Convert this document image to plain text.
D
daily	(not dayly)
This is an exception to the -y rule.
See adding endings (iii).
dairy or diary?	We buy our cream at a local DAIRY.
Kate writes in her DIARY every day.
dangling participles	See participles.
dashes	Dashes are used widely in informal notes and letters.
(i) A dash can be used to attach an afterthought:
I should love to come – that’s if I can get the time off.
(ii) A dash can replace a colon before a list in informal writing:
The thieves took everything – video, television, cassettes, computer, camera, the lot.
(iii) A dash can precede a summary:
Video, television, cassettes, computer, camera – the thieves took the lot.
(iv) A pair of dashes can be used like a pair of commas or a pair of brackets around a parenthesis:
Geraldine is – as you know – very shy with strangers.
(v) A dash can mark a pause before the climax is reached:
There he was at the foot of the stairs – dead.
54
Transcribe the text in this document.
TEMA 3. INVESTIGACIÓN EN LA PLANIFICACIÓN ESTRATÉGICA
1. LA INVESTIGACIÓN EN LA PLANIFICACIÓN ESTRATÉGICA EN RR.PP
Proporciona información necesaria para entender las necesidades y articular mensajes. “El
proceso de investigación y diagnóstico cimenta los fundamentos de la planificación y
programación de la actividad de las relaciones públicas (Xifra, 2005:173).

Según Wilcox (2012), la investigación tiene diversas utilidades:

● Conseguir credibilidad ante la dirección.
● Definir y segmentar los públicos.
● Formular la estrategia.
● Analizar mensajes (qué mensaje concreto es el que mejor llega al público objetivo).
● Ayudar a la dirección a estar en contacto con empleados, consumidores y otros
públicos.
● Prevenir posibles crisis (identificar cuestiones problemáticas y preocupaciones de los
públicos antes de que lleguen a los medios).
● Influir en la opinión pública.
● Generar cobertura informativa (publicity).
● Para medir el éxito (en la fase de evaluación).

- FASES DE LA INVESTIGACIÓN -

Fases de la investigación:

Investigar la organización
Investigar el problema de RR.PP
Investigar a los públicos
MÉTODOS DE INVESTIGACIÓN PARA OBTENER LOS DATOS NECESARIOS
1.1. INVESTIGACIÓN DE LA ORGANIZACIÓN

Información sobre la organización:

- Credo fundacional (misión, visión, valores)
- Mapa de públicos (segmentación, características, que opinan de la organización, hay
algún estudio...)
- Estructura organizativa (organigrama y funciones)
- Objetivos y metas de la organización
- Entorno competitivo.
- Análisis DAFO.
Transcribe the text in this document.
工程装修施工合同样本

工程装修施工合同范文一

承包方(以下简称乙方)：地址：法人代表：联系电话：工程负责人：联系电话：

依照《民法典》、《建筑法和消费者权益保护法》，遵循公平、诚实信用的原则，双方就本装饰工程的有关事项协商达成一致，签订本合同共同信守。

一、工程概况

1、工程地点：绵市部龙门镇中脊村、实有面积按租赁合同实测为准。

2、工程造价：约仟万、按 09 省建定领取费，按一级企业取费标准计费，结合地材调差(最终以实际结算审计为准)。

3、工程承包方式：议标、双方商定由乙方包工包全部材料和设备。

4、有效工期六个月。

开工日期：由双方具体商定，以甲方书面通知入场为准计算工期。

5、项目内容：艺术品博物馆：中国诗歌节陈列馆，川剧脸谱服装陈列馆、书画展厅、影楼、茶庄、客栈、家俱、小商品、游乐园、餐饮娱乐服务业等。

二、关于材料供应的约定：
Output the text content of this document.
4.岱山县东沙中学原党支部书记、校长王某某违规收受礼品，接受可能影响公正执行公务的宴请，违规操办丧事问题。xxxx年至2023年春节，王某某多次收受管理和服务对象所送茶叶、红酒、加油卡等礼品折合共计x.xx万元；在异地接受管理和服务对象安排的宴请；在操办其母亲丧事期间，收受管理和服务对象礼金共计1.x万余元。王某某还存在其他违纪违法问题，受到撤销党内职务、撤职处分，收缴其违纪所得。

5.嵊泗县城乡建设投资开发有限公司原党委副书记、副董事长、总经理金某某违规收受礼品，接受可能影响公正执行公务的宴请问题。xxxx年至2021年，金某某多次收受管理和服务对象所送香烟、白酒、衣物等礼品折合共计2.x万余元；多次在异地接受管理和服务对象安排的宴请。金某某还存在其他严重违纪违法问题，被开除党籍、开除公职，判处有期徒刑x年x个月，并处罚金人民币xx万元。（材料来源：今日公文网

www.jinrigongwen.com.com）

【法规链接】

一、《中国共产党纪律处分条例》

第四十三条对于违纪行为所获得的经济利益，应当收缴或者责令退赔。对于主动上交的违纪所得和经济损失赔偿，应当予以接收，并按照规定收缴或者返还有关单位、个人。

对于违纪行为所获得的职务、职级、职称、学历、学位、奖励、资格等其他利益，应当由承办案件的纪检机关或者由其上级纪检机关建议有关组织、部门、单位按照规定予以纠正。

SHORT PROBLEM » In the entries above, find every line with the word "camera" and list it.

PROBLEM SOLUTION »
The thieves took everything – video, television, cassettes, computer, camera, the lot.
Video, television, cassettes, computer, camera – the thieves took the lot.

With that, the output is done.